-- Start PROVIDED RECORDS --

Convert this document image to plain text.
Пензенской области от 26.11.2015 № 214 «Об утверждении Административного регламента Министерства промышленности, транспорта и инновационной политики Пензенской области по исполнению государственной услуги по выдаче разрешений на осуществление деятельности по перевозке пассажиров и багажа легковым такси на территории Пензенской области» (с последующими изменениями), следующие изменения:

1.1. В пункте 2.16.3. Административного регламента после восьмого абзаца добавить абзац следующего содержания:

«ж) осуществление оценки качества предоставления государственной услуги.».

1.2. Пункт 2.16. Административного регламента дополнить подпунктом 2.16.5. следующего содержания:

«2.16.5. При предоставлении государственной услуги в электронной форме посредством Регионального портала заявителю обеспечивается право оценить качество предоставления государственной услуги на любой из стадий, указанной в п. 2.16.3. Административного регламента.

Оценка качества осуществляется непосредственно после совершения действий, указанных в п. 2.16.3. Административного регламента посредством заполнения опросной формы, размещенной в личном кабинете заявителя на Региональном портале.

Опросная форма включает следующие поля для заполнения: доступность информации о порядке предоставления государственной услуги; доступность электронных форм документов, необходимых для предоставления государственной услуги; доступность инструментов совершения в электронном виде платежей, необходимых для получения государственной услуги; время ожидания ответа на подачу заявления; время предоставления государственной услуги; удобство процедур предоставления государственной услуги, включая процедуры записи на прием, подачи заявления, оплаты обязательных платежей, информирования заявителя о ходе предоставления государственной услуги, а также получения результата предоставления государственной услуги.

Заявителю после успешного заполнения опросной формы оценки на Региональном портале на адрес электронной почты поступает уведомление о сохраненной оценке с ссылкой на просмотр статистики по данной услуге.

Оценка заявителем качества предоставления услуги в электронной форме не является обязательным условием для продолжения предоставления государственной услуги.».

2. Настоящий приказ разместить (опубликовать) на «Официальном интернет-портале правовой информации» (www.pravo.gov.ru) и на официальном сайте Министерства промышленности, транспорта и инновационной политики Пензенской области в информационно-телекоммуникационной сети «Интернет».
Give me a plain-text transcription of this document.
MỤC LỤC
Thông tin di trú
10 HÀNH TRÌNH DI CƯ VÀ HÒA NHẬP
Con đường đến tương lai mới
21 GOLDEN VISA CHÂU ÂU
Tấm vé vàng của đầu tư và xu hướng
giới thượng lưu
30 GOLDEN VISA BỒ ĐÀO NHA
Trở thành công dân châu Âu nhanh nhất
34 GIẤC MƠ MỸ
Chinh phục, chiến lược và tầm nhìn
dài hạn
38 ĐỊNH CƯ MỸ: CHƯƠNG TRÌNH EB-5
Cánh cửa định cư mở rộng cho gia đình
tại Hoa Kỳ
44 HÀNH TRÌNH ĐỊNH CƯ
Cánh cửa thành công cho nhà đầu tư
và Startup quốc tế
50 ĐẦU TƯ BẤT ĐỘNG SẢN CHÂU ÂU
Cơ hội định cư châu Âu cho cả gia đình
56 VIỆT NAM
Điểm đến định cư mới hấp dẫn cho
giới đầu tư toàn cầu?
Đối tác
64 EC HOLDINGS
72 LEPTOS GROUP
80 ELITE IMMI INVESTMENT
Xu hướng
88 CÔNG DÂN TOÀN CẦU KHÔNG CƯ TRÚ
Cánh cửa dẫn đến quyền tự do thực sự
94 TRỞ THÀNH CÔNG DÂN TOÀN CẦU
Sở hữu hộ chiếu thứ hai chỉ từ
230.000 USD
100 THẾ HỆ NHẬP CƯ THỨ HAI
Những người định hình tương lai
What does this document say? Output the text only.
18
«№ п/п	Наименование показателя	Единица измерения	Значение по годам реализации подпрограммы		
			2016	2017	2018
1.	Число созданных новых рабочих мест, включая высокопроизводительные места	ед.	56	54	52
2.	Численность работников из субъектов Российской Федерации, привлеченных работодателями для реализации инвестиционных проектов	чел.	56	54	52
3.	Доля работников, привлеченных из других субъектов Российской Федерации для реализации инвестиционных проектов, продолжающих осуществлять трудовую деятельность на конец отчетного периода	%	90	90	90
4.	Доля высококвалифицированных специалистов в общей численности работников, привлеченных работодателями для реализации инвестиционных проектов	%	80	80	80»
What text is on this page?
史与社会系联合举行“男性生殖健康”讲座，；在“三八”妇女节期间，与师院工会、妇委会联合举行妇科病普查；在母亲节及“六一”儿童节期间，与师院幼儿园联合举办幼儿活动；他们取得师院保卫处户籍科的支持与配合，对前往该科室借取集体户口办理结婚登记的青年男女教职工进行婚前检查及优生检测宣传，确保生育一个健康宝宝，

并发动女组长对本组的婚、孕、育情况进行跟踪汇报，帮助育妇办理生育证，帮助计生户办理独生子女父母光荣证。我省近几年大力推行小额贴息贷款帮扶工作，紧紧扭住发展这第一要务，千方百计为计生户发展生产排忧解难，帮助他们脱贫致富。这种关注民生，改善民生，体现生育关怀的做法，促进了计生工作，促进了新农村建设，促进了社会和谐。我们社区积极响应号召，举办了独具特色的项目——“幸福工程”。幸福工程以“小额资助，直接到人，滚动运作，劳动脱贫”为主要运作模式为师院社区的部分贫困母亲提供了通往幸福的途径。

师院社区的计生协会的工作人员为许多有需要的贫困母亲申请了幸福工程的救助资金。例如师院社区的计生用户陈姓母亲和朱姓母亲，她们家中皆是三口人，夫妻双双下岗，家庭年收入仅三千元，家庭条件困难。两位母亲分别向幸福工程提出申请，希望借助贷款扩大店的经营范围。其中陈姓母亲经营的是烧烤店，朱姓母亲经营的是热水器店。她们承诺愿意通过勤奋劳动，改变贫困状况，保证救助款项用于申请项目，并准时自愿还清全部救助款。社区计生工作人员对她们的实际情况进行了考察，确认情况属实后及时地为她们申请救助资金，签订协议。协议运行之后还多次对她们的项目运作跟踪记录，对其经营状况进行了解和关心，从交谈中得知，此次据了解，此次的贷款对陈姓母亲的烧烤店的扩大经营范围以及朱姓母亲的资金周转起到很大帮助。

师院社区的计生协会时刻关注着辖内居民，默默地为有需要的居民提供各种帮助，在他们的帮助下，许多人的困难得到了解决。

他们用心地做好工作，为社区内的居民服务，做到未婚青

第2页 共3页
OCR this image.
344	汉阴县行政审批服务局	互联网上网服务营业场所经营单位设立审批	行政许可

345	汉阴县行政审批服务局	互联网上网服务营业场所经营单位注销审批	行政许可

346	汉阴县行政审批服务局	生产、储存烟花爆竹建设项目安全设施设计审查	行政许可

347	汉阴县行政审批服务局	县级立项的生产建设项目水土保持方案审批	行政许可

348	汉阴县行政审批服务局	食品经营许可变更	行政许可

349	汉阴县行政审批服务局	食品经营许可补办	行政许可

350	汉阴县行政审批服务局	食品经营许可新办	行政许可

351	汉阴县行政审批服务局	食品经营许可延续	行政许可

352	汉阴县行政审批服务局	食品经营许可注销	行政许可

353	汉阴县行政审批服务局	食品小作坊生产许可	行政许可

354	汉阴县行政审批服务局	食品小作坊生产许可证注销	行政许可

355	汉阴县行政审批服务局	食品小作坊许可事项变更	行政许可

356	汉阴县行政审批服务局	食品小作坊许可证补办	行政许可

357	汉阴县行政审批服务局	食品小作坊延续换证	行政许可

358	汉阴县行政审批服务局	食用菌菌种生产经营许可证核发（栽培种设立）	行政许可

-- End PROVIDED RECORDS --

### [AIM]
Search the data for the string "опросной". List each line that has it.

### [WORKED ANSWER]
Оценка качества осуществляется непосредственно после совершения действий, указанных в п. 2.16.3. Административного регламента посредством заполнения опросной формы, размещенной в личном кабинете заявителя на Региональном портале.
Заявителю после успешного заполнения опросной формы оценки на Региональном портале на адрес электронной почты поступает уведомление о сохраненной оценке с ссылкой на просмотр статистики по данной услуге.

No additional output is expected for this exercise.